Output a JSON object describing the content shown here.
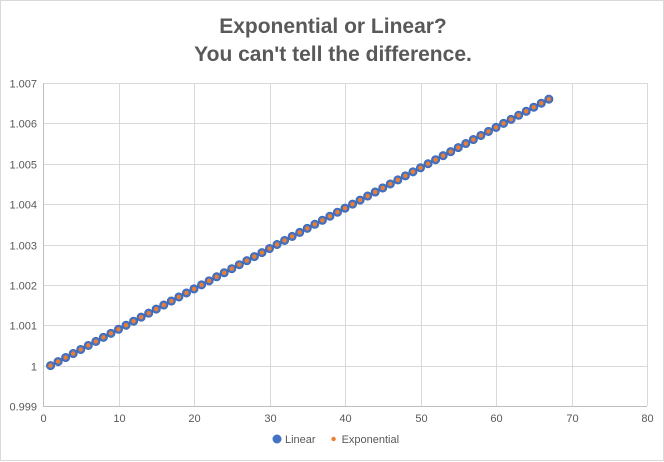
{
  "chart_data": {
    "type": "scatter",
    "title_lines": [
      "Exponential or Linear?",
      "You can't tell the difference."
    ],
    "xlabel": "",
    "ylabel": "",
    "xlim": [
      0,
      80
    ],
    "ylim": [
      0.999,
      1.007
    ],
    "x_ticks": [
      0,
      10,
      20,
      30,
      40,
      50,
      60,
      70,
      80
    ],
    "y_ticks": [
      0.999,
      1,
      1.001,
      1.002,
      1.003,
      1.004,
      1.005,
      1.006,
      1.007
    ],
    "x_tick_labels": [
      "0",
      "10",
      "20",
      "30",
      "40",
      "50",
      "60",
      "70",
      "80"
    ],
    "y_tick_labels": [
      "0.999",
      "1",
      "1.001",
      "1.002",
      "1.003",
      "1.004",
      "1.005",
      "1.006",
      "1.007"
    ],
    "grid": true,
    "legend_position": "bottom",
    "series": [
      {
        "name": "Linear",
        "color": "#4472c4",
        "marker": "circle-large",
        "x": [
          1,
          2,
          3,
          4,
          5,
          6,
          7,
          8,
          9,
          10,
          11,
          12,
          13,
          14,
          15,
          16,
          17,
          18,
          19,
          20,
          21,
          22,
          23,
          24,
          25,
          26,
          27,
          28,
          29,
          30,
          31,
          32,
          33,
          34,
          35,
          36,
          37,
          38,
          39,
          40,
          41,
          42,
          43,
          44,
          45,
          46,
          47,
          48,
          49,
          50,
          51,
          52,
          53,
          54,
          55,
          56,
          57,
          58,
          59,
          60,
          61,
          62,
          63,
          64,
          65,
          66,
          67
        ],
        "y": [
          1.0,
          1.0001,
          1.0002,
          1.0003,
          1.0004,
          1.0005,
          1.0006,
          1.0007,
          1.0008,
          1.0009,
          1.001,
          1.0011,
          1.0012,
          1.0013,
          1.0014,
          1.0015,
          1.0016,
          1.0017,
          1.0018,
          1.0019,
          1.002,
          1.0021,
          1.0022,
          1.0023,
          1.0024,
          1.0025,
          1.0026,
          1.0027,
          1.0028,
          1.0029,
          1.003,
          1.0031,
          1.0032,
          1.0033,
          1.0034,
          1.0035,
          1.0036,
          1.0037,
          1.0038,
          1.0039,
          1.004,
          1.0041,
          1.0042,
          1.0043,
          1.0044,
          1.0045,
          1.0046,
          1.0047,
          1.0048,
          1.0049,
          1.005,
          1.0051,
          1.0052,
          1.0053,
          1.0054,
          1.0055,
          1.0056,
          1.0057,
          1.0058,
          1.0059,
          1.006,
          1.0061,
          1.0062,
          1.0063,
          1.0064,
          1.0065,
          1.0066
        ]
      },
      {
        "name": "Exponential",
        "color": "#ed7d31",
        "marker": "circle-small",
        "x": [
          1,
          2,
          3,
          4,
          5,
          6,
          7,
          8,
          9,
          10,
          11,
          12,
          13,
          14,
          15,
          16,
          17,
          18,
          19,
          20,
          21,
          22,
          23,
          24,
          25,
          26,
          27,
          28,
          29,
          30,
          31,
          32,
          33,
          34,
          35,
          36,
          37,
          38,
          39,
          40,
          41,
          42,
          43,
          44,
          45,
          46,
          47,
          48,
          49,
          50,
          51,
          52,
          53,
          54,
          55,
          56,
          57,
          58,
          59,
          60,
          61,
          62,
          63,
          64,
          65,
          66,
          67
        ],
        "y": [
          1.0,
          1.0001,
          1.0002,
          1.0003,
          1.0004,
          1.0005,
          1.0006,
          1.0007,
          1.0008,
          1.0009,
          1.001,
          1.0011,
          1.0012,
          1.0013,
          1.0014,
          1.0015,
          1.0016,
          1.0017,
          1.0018,
          1.0019,
          1.002,
          1.0021,
          1.0022,
          1.0023,
          1.0024,
          1.0025,
          1.0026,
          1.0027,
          1.0028,
          1.0029,
          1.003,
          1.0031,
          1.0032,
          1.0033,
          1.0034,
          1.0035,
          1.0036,
          1.0037,
          1.0038,
          1.0039,
          1.004,
          1.0041,
          1.0042,
          1.0043,
          1.0044,
          1.0045,
          1.0046,
          1.0047,
          1.0048,
          1.0049,
          1.005,
          1.0051,
          1.0052,
          1.0053,
          1.0054,
          1.0055,
          1.0056,
          1.0057,
          1.0058,
          1.0059,
          1.006,
          1.0061,
          1.0062,
          1.0063,
          1.0064,
          1.0065,
          1.0066
        ]
      }
    ]
  }
}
________________________________________
* [What is expected]: Copy out the data above exactly, except the pictures.

* [Written solution]:
Output a JSON object describing the content shown here.
{
  "chart_data": {
    "type": "scatter",
    "title_lines": [
      "Exponential or Linear?",
      "You can't tell the difference."
    ],
    "xlabel": "",
    "ylabel": "",
    "xlim": [
      0,
      80
    ],
    "ylim": [
      0.999,
      1.007
    ],
    "x_ticks": [
      0,
      10,
      20,
      30,
      40,
      50,
      60,
      70,
      80
    ],
    "y_ticks": [
      0.999,
      1,
      1.001,
      1.002,
      1.003,
      1.004,
      1.005,
      1.006,
      1.007
    ],
    "x_tick_labels": [
      "0",
      "10",
      "20",
      "30",
      "40",
      "50",
      "60",
      "70",
      "80"
    ],
    "y_tick_labels": [
      "0.999",
      "1",
      "1.001",
      "1.002",
      "1.003",
      "1.004",
      "1.005",
      "1.006",
      "1.007"
    ],
    "grid": true,
    "legend_position": "bottom",
    "series": [
      {
        "name": "Linear",
        "color": "#4472c4",
        "marker": "circle-large",
        "x": [
          1,
          2,
          3,
          4,
          5,
          6,
          7,
          8,
          9,
          10,
          11,
          12,
          13,
          14,
          15,
          16,
          17,
          18,
          19,
          20,
          21,
          22,
          23,
          24,
          25,
          26,
          27,
          28,
          29,
          30,
          31,
          32,
          33,
          34,
          35,
          36,
          37,
          38,
          39,
          40,
          41,
          42,
          43,
          44,
          45,
          46,
          47,
          48,
          49,
          50,
          51,
          52,
          53,
          54,
          55,
          56,
          57,
          58,
          59,
          60,
          61,
          62,
          63,
          64,
          65,
          66,
          67
        ],
        "y": [
          1.0,
          1.0001,
          1.0002,
          1.0003,
          1.0004,
          1.0005,
          1.0006,
          1.0007,
          1.0008,
          1.0009,
          1.001,
          1.0011,
          1.0012,
          1.0013,
          1.0014,
          1.0015,
          1.0016,
          1.0017,
          1.0018,
          1.0019,
          1.002,
          1.0021,
          1.0022,
          1.0023,
          1.0024,
          1.0025,
          1.0026,
          1.0027,
          1.0028,
          1.0029,
          1.003,
          1.0031,
          1.0032,
          1.0033,
          1.0034,
          1.0035,
          1.0036,
          1.0037,
          1.0038,
          1.0039,
          1.004,
          1.0041,
          1.0042,
          1.0043,
          1.0044,
          1.0045,
          1.0046,
          1.0047,
          1.0048,
          1.0049,
          1.005,
          1.0051,
          1.0052,
          1.0053,
          1.0054,
          1.0055,
          1.0056,
          1.0057,
          1.0058,
          1.0059,
          1.006,
          1.0061,
          1.0062,
          1.0063,
          1.0064,
          1.0065,
          1.0066
        ]
      },
      {
        "name": "Exponential",
        "color": "#ed7d31",
        "marker": "circle-small",
        "x": [
          1,
          2,
          3,
          4,
          5,
          6,
          7,
          8,
          9,
          10,
          11,
          12,
          13,
          14,
          15,
          16,
          17,
          18,
          19,
          20,
          21,
          22,
          23,
          24,
          25,
          26,
          27,
          28,
          29,
          30,
          31,
          32,
          33,
          34,
          35,
          36,
          37,
          38,
          39,
          40,
          41,
          42,
          43,
          44,
          45,
          46,
          47,
          48,
          49,
          50,
          51,
          52,
          53,
          54,
          55,
          56,
          57,
          58,
          59,
          60,
          61,
          62,
          63,
          64,
          65,
          66,
          67
        ],
        "y": [
          1.0,
          1.0001,
          1.0002,
          1.0003,
          1.0004,
          1.0005,
          1.0006,
          1.0007,
          1.0008,
          1.0009,
          1.001,
          1.0011,
          1.0012,
          1.0013,
          1.0014,
          1.0015,
          1.0016,
          1.0017,
          1.0018,
          1.0019,
          1.002,
          1.0021,
          1.0022,
          1.0023,
          1.0024,
          1.0025,
          1.0026,
          1.0027,
          1.0028,
          1.0029,
          1.003,
          1.0031,
          1.0032,
          1.0033,
          1.0034,
          1.0035,
          1.0036,
          1.0037,
          1.0038,
          1.0039,
          1.004,
          1.0041,
          1.0042,
          1.0043,
          1.0044,
          1.0045,
          1.0046,
          1.0047,
          1.0048,
          1.0049,
          1.005,
          1.0051,
          1.0052,
          1.0053,
          1.0054,
          1.0055,
          1.0056,
          1.0057,
          1.0058,
          1.0059,
          1.006,
          1.0061,
          1.0062,
          1.0063,
          1.0064,
          1.0065,
          1.0066
        ]
      }
    ]
  }
}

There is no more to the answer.